* _INPUT_:
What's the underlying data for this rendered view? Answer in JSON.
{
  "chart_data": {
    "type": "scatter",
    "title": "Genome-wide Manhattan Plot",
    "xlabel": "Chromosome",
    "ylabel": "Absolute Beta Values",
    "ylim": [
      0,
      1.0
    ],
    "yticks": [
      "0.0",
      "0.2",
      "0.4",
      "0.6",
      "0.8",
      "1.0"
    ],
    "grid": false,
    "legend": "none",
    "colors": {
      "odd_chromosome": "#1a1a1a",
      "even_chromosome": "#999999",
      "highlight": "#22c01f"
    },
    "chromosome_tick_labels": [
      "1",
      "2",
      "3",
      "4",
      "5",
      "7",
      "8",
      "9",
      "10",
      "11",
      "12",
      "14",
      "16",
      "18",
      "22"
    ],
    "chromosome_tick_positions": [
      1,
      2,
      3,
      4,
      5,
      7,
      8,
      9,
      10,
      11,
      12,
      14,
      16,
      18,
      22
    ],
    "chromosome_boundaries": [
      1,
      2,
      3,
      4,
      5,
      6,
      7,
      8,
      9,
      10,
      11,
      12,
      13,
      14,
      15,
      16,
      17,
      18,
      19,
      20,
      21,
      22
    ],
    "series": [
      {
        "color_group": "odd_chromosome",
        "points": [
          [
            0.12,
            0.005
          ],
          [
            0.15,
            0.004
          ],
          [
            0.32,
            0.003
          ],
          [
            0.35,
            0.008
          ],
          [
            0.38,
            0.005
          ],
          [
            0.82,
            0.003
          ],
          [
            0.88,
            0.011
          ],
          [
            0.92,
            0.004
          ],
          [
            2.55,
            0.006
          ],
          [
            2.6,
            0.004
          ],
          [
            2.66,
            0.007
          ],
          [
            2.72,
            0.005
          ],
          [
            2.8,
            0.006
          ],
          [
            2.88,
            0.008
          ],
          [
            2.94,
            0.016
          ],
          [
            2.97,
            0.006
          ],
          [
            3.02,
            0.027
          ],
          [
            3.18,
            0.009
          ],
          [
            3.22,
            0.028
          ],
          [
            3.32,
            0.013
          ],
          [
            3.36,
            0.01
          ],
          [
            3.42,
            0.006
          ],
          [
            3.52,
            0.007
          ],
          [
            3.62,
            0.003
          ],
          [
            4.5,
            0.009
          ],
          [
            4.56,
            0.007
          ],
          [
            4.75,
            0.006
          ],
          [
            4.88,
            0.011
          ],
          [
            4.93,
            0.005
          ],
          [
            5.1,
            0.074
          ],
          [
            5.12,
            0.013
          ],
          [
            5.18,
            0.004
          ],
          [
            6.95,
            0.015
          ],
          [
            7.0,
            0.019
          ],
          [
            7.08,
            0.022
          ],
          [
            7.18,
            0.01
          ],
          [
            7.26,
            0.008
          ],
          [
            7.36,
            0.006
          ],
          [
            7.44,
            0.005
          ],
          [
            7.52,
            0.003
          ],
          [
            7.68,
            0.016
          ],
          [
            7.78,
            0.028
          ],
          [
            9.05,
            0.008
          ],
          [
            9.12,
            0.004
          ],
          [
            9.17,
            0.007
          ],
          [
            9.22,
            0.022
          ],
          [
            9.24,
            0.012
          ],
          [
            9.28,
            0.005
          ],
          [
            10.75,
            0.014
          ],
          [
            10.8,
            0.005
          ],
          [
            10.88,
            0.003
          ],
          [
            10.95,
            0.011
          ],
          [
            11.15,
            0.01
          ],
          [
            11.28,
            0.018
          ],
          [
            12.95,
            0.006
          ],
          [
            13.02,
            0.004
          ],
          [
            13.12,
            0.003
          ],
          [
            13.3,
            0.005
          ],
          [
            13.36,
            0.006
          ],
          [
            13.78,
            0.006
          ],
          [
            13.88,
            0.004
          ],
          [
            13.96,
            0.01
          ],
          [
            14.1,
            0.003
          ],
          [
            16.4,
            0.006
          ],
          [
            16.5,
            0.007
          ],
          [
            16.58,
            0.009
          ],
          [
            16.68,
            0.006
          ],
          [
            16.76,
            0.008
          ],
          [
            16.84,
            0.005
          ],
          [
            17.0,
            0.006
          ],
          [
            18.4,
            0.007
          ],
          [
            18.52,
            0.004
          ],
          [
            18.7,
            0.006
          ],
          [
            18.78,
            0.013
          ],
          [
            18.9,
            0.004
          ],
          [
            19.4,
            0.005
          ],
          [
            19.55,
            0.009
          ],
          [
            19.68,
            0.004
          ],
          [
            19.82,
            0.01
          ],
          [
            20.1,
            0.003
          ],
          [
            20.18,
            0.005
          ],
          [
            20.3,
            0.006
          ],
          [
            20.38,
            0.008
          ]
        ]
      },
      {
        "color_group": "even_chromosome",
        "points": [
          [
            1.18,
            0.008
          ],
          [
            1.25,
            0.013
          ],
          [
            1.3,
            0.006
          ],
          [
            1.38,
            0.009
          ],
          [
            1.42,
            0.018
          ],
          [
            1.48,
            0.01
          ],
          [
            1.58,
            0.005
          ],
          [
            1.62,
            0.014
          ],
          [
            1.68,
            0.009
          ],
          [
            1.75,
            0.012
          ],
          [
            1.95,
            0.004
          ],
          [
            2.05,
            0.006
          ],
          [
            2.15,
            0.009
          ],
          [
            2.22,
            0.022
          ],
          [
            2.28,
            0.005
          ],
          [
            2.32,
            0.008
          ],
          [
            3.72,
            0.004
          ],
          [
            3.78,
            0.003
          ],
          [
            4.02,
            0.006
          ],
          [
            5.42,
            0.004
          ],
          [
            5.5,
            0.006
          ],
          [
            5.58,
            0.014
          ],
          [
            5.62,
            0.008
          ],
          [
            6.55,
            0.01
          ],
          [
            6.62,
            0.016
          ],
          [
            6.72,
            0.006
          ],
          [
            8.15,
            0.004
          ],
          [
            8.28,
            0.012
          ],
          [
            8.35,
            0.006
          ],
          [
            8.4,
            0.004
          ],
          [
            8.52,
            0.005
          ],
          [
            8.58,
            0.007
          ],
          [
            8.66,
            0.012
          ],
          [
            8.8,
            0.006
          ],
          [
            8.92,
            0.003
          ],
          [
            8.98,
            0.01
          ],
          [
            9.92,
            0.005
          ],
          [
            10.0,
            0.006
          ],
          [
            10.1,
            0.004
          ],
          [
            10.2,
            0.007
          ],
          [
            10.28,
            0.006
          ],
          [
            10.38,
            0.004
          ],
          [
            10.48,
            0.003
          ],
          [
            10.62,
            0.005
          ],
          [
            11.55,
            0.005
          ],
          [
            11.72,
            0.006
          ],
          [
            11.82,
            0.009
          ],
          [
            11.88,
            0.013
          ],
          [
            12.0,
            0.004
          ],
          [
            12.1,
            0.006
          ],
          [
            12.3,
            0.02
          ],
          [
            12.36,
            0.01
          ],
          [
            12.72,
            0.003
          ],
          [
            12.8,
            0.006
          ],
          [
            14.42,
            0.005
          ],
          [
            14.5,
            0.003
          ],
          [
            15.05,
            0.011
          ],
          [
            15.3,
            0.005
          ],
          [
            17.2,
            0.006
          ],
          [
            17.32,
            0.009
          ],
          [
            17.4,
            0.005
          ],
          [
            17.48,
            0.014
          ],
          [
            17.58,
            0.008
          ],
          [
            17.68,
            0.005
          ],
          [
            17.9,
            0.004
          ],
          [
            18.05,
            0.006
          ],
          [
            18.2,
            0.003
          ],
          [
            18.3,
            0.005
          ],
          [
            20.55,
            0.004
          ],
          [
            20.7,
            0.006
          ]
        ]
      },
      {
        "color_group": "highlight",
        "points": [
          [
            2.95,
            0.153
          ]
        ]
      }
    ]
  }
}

* _PROBLEM TO SOLVE_: All of the records shown above should be reproduced exactly.

* _OUTPUT OF THE EXERCISE_:
What's the underlying data for this rendered view? Answer in JSON.
{
  "chart_data": {
    "type": "scatter",
    "title": "Genome-wide Manhattan Plot",
    "xlabel": "Chromosome",
    "ylabel": "Absolute Beta Values",
    "ylim": [
      0,
      1.0
    ],
    "yticks": [
      "0.0",
      "0.2",
      "0.4",
      "0.6",
      "0.8",
      "1.0"
    ],
    "grid": false,
    "legend": "none",
    "colors": {
      "odd_chromosome": "#1a1a1a",
      "even_chromosome": "#999999",
      "highlight": "#22c01f"
    },
    "chromosome_tick_labels": [
      "1",
      "2",
      "3",
      "4",
      "5",
      "7",
      "8",
      "9",
      "10",
      "11",
      "12",
      "14",
      "16",
      "18",
      "22"
    ],
    "chromosome_tick_positions": [
      1,
      2,
      3,
      4,
      5,
      7,
      8,
      9,
      10,
      11,
      12,
      14,
      16,
      18,
      22
    ],
    "chromosome_boundaries": [
      1,
      2,
      3,
      4,
      5,
      6,
      7,
      8,
      9,
      10,
      11,
      12,
      13,
      14,
      15,
      16,
      17,
      18,
      19,
      20,
      21,
      22
    ],
    "series": [
      {
        "color_group": "odd_chromosome",
        "points": [
          [
            0.12,
            0.005
          ],
          [
            0.15,
            0.004
          ],
          [
            0.32,
            0.003
          ],
          [
            0.35,
            0.008
          ],
          [
            0.38,
            0.005
          ],
          [
            0.82,
            0.003
          ],
          [
            0.88,
            0.011
          ],
          [
            0.92,
            0.004
          ],
          [
            2.55,
            0.006
          ],
          [
            2.6,
            0.004
          ],
          [
            2.66,
            0.007
          ],
          [
            2.72,
            0.005
          ],
          [
            2.8,
            0.006
          ],
          [
            2.88,
            0.008
          ],
          [
            2.94,
            0.016
          ],
          [
            2.97,
            0.006
          ],
          [
            3.02,
            0.027
          ],
          [
            3.18,
            0.009
          ],
          [
            3.22,
            0.028
          ],
          [
            3.32,
            0.013
          ],
          [
            3.36,
            0.01
          ],
          [
            3.42,
            0.006
          ],
          [
            3.52,
            0.007
          ],
          [
            3.62,
            0.003
          ],
          [
            4.5,
            0.009
          ],
          [
            4.56,
            0.007
          ],
          [
            4.75,
            0.006
          ],
          [
            4.88,
            0.011
          ],
          [
            4.93,
            0.005
          ],
          [
            5.1,
            0.074
          ],
          [
            5.12,
            0.013
          ],
          [
            5.18,
            0.004
          ],
          [
            6.95,
            0.015
          ],
          [
            7.0,
            0.019
          ],
          [
            7.08,
            0.022
          ],
          [
            7.18,
            0.01
          ],
          [
            7.26,
            0.008
          ],
          [
            7.36,
            0.006
          ],
          [
            7.44,
            0.005
          ],
          [
            7.52,
            0.003
          ],
          [
            7.68,
            0.016
          ],
          [
            7.78,
            0.028
          ],
          [
            9.05,
            0.008
          ],
          [
            9.12,
            0.004
          ],
          [
            9.17,
            0.007
          ],
          [
            9.22,
            0.022
          ],
          [
            9.24,
            0.012
          ],
          [
            9.28,
            0.005
          ],
          [
            10.75,
            0.014
          ],
          [
            10.8,
            0.005
          ],
          [
            10.88,
            0.003
          ],
          [
            10.95,
            0.011
          ],
          [
            11.15,
            0.01
          ],
          [
            11.28,
            0.018
          ],
          [
            12.95,
            0.006
          ],
          [
            13.02,
            0.004
          ],
          [
            13.12,
            0.003
          ],
          [
            13.3,
            0.005
          ],
          [
            13.36,
            0.006
          ],
          [
            13.78,
            0.006
          ],
          [
            13.88,
            0.004
          ],
          [
            13.96,
            0.01
          ],
          [
            14.1,
            0.003
          ],
          [
            16.4,
            0.006
          ],
          [
            16.5,
            0.007
          ],
          [
            16.58,
            0.009
          ],
          [
            16.68,
            0.006
          ],
          [
            16.76,
            0.008
          ],
          [
            16.84,
            0.005
          ],
          [
            17.0,
            0.006
          ],
          [
            18.4,
            0.007
          ],
          [
            18.52,
            0.004
          ],
          [
            18.7,
            0.006
          ],
          [
            18.78,
            0.013
          ],
          [
            18.9,
            0.004
          ],
          [
            19.4,
            0.005
          ],
          [
            19.55,
            0.009
          ],
          [
            19.68,
            0.004
          ],
          [
            19.82,
            0.01
          ],
          [
            20.1,
            0.003
          ],
          [
            20.18,
            0.005
          ],
          [
            20.3,
            0.006
          ],
          [
            20.38,
            0.008
          ]
        ]
      },
      {
        "color_group": "even_chromosome",
        "points": [
          [
            1.18,
            0.008
          ],
          [
            1.25,
            0.013
          ],
          [
            1.3,
            0.006
          ],
          [
            1.38,
            0.009
          ],
          [
            1.42,
            0.018
          ],
          [
            1.48,
            0.01
          ],
          [
            1.58,
            0.005
          ],
          [
            1.62,
            0.014
          ],
          [
            1.68,
            0.009
          ],
          [
            1.75,
            0.012
          ],
          [
            1.95,
            0.004
          ],
          [
            2.05,
            0.006
          ],
          [
            2.15,
            0.009
          ],
          [
            2.22,
            0.022
          ],
          [
            2.28,
            0.005
          ],
          [
            2.32,
            0.008
          ],
          [
            3.72,
            0.004
          ],
          [
            3.78,
            0.003
          ],
          [
            4.02,
            0.006
          ],
          [
            5.42,
            0.004
          ],
          [
            5.5,
            0.006
          ],
          [
            5.58,
            0.014
          ],
          [
            5.62,
            0.008
          ],
          [
            6.55,
            0.01
          ],
          [
            6.62,
            0.016
          ],
          [
            6.72,
            0.006
          ],
          [
            8.15,
            0.004
          ],
          [
            8.28,
            0.012
          ],
          [
            8.35,
            0.006
          ],
          [
            8.4,
            0.004
          ],
          [
            8.52,
            0.005
          ],
          [
            8.58,
            0.007
          ],
          [
            8.66,
            0.012
          ],
          [
            8.8,
            0.006
          ],
          [
            8.92,
            0.003
          ],
          [
            8.98,
            0.01
          ],
          [
            9.92,
            0.005
          ],
          [
            10.0,
            0.006
          ],
          [
            10.1,
            0.004
          ],
          [
            10.2,
            0.007
          ],
          [
            10.28,
            0.006
          ],
          [
            10.38,
            0.004
          ],
          [
            10.48,
            0.003
          ],
          [
            10.62,
            0.005
          ],
          [
            11.55,
            0.005
          ],
          [
            11.72,
            0.006
          ],
          [
            11.82,
            0.009
          ],
          [
            11.88,
            0.013
          ],
          [
            12.0,
            0.004
          ],
          [
            12.1,
            0.006
          ],
          [
            12.3,
            0.02
          ],
          [
            12.36,
            0.01
          ],
          [
            12.72,
            0.003
          ],
          [
            12.8,
            0.006
          ],
          [
            14.42,
            0.005
          ],
          [
            14.5,
            0.003
          ],
          [
            15.05,
            0.011
          ],
          [
            15.3,
            0.005
          ],
          [
            17.2,
            0.006
          ],
          [
            17.32,
            0.009
          ],
          [
            17.4,
            0.005
          ],
          [
            17.48,
            0.014
          ],
          [
            17.58,
            0.008
          ],
          [
            17.68,
            0.005
          ],
          [
            17.9,
            0.004
          ],
          [
            18.05,
            0.006
          ],
          [
            18.2,
            0.003
          ],
          [
            18.3,
            0.005
          ],
          [
            20.55,
            0.004
          ],
          [
            20.7,
            0.006
          ]
        ]
      },
      {
        "color_group": "highlight",
        "points": [
          [
            2.95,
            0.153
          ]
        ]
      }
    ]
  }
}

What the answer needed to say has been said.